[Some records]
▼

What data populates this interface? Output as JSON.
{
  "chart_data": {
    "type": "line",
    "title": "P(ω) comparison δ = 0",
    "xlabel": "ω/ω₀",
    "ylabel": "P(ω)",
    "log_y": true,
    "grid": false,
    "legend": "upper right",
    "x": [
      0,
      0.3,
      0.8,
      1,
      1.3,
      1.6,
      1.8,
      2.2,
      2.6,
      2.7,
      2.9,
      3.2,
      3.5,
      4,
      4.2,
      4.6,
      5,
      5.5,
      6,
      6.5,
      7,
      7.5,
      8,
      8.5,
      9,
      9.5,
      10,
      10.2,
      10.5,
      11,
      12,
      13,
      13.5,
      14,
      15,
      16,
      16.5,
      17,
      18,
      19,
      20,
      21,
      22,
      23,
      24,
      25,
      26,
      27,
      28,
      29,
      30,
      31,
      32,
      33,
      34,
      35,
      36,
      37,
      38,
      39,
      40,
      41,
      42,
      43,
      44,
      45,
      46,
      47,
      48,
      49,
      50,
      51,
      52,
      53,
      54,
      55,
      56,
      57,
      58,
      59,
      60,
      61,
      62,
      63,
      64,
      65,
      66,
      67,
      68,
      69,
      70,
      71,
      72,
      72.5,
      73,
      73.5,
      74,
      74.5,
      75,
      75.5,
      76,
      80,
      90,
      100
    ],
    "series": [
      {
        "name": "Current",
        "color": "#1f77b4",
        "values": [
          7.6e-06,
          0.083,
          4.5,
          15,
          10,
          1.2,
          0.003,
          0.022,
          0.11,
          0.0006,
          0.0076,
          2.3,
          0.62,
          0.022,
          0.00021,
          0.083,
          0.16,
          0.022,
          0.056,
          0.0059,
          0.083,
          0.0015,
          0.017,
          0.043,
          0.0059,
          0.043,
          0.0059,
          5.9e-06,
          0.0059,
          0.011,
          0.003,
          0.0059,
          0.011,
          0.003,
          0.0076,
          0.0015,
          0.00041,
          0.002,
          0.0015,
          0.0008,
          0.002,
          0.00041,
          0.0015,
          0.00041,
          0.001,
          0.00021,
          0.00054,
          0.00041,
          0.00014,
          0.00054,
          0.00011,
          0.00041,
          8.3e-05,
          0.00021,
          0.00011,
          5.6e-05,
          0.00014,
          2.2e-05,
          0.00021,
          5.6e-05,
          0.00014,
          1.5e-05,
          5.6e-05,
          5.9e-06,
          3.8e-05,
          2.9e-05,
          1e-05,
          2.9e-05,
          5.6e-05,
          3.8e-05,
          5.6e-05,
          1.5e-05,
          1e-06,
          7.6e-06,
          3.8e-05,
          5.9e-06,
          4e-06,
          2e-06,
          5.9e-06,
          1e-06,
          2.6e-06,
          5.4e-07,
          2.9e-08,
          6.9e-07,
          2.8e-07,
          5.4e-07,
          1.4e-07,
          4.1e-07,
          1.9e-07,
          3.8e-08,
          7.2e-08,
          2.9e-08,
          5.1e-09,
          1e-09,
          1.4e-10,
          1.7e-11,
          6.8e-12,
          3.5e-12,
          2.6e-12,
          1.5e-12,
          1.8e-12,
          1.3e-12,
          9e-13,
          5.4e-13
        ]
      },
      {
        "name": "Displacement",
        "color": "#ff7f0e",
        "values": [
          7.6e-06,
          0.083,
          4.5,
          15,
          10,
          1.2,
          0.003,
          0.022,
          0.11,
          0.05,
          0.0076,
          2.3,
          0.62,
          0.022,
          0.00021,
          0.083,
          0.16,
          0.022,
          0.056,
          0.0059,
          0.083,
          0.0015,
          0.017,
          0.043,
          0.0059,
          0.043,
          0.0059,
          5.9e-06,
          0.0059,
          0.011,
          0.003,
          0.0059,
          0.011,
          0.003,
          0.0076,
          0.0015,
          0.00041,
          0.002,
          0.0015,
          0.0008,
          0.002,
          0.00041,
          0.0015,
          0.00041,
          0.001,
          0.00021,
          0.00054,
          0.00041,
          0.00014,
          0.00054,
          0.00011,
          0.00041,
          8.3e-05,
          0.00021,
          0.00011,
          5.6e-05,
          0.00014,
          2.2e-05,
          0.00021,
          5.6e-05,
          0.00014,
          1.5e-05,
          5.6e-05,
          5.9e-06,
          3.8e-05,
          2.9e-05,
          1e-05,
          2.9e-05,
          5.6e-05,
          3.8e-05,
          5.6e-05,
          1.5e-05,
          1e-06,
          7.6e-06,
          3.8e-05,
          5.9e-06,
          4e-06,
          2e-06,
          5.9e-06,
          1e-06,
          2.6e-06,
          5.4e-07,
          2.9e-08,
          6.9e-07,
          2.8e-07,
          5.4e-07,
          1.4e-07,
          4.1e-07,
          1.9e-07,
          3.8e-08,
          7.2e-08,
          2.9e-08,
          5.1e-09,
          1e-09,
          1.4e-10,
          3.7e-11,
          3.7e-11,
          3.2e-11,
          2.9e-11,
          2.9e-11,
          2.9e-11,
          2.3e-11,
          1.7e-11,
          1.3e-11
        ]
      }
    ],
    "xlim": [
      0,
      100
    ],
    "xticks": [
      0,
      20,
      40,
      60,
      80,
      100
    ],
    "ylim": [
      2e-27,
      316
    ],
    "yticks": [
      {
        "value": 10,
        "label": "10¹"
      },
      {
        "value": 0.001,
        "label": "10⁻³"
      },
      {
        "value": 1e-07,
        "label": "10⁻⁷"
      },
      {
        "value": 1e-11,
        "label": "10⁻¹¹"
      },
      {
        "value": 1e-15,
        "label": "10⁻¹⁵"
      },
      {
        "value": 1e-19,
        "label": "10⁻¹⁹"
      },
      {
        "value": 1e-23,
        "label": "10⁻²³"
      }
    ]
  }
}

▲

**YOUR INSTRUCTIONS:**
Quote all the records. Keep every word exact.

**RESPONSE:**
What data populates this interface? Output as JSON.
{
  "chart_data": {
    "type": "line",
    "title": "P(ω) comparison δ = 0",
    "xlabel": "ω/ω₀",
    "ylabel": "P(ω)",
    "log_y": true,
    "grid": false,
    "legend": "upper right",
    "x": [
      0,
      0.3,
      0.8,
      1,
      1.3,
      1.6,
      1.8,
      2.2,
      2.6,
      2.7,
      2.9,
      3.2,
      3.5,
      4,
      4.2,
      4.6,
      5,
      5.5,
      6,
      6.5,
      7,
      7.5,
      8,
      8.5,
      9,
      9.5,
      10,
      10.2,
      10.5,
      11,
      12,
      13,
      13.5,
      14,
      15,
      16,
      16.5,
      17,
      18,
      19,
      20,
      21,
      22,
      23,
      24,
      25,
      26,
      27,
      28,
      29,
      30,
      31,
      32,
      33,
      34,
      35,
      36,
      37,
      38,
      39,
      40,
      41,
      42,
      43,
      44,
      45,
      46,
      47,
      48,
      49,
      50,
      51,
      52,
      53,
      54,
      55,
      56,
      57,
      58,
      59,
      60,
      61,
      62,
      63,
      64,
      65,
      66,
      67,
      68,
      69,
      70,
      71,
      72,
      72.5,
      73,
      73.5,
      74,
      74.5,
      75,
      75.5,
      76,
      80,
      90,
      100
    ],
    "series": [
      {
        "name": "Current",
        "color": "#1f77b4",
        "values": [
          7.6e-06,
          0.083,
          4.5,
          15,
          10,
          1.2,
          0.003,
          0.022,
          0.11,
          0.0006,
          0.0076,
          2.3,
          0.62,
          0.022,
          0.00021,
          0.083,
          0.16,
          0.022,
          0.056,
          0.0059,
          0.083,
          0.0015,
          0.017,
          0.043,
          0.0059,
          0.043,
          0.0059,
          5.9e-06,
          0.0059,
          0.011,
          0.003,
          0.0059,
          0.011,
          0.003,
          0.0076,
          0.0015,
          0.00041,
          0.002,
          0.0015,
          0.0008,
          0.002,
          0.00041,
          0.0015,
          0.00041,
          0.001,
          0.00021,
          0.00054,
          0.00041,
          0.00014,
          0.00054,
          0.00011,
          0.00041,
          8.3e-05,
          0.00021,
          0.00011,
          5.6e-05,
          0.00014,
          2.2e-05,
          0.00021,
          5.6e-05,
          0.00014,
          1.5e-05,
          5.6e-05,
          5.9e-06,
          3.8e-05,
          2.9e-05,
          1e-05,
          2.9e-05,
          5.6e-05,
          3.8e-05,
          5.6e-05,
          1.5e-05,
          1e-06,
          7.6e-06,
          3.8e-05,
          5.9e-06,
          4e-06,
          2e-06,
          5.9e-06,
          1e-06,
          2.6e-06,
          5.4e-07,
          2.9e-08,
          6.9e-07,
          2.8e-07,
          5.4e-07,
          1.4e-07,
          4.1e-07,
          1.9e-07,
          3.8e-08,
          7.2e-08,
          2.9e-08,
          5.1e-09,
          1e-09,
          1.4e-10,
          1.7e-11,
          6.8e-12,
          3.5e-12,
          2.6e-12,
          1.5e-12,
          1.8e-12,
          1.3e-12,
          9e-13,
          5.4e-13
        ]
      },
      {
        "name": "Displacement",
        "color": "#ff7f0e",
        "values": [
          7.6e-06,
          0.083,
          4.5,
          15,
          10,
          1.2,
          0.003,
          0.022,
          0.11,
          0.05,
          0.0076,
          2.3,
          0.62,
          0.022,
          0.00021,
          0.083,
          0.16,
          0.022,
          0.056,
          0.0059,
          0.083,
          0.0015,
          0.017,
          0.043,
          0.0059,
          0.043,
          0.0059,
          5.9e-06,
          0.0059,
          0.011,
          0.003,
          0.0059,
          0.011,
          0.003,
          0.0076,
          0.0015,
          0.00041,
          0.002,
          0.0015,
          0.0008,
          0.002,
          0.00041,
          0.0015,
          0.00041,
          0.001,
          0.00021,
          0.00054,
          0.00041,
          0.00014,
          0.00054,
          0.00011,
          0.00041,
          8.3e-05,
          0.00021,
          0.00011,
          5.6e-05,
          0.00014,
          2.2e-05,
          0.00021,
          5.6e-05,
          0.00014,
          1.5e-05,
          5.6e-05,
          5.9e-06,
          3.8e-05,
          2.9e-05,
          1e-05,
          2.9e-05,
          5.6e-05,
          3.8e-05,
          5.6e-05,
          1.5e-05,
          1e-06,
          7.6e-06,
          3.8e-05,
          5.9e-06,
          4e-06,
          2e-06,
          5.9e-06,
          1e-06,
          2.6e-06,
          5.4e-07,
          2.9e-08,
          6.9e-07,
          2.8e-07,
          5.4e-07,
          1.4e-07,
          4.1e-07,
          1.9e-07,
          3.8e-08,
          7.2e-08,
          2.9e-08,
          5.1e-09,
          1e-09,
          1.4e-10,
          3.7e-11,
          3.7e-11,
          3.2e-11,
          2.9e-11,
          2.9e-11,
          2.9e-11,
          2.3e-11,
          1.7e-11,
          1.3e-11
        ]
      }
    ],
    "xlim": [
      0,
      100
    ],
    "xticks": [
      0,
      20,
      40,
      60,
      80,
      100
    ],
    "ylim": [
      2e-27,
      316
    ],
    "yticks": [
      {
        "value": 10,
        "label": "10¹"
      },
      {
        "value": 0.001,
        "label": "10⁻³"
      },
      {
        "value": 1e-07,
        "label": "10⁻⁷"
      },
      {
        "value": 1e-11,
        "label": "10⁻¹¹"
      },
      {
        "value": 1e-15,
        "label": "10⁻¹⁵"
      },
      {
        "value": 1e-19,
        "label": "10⁻¹⁹"
      },
      {
        "value": 1e-23,
        "label": "10⁻²³"
      }
    ]
  }
}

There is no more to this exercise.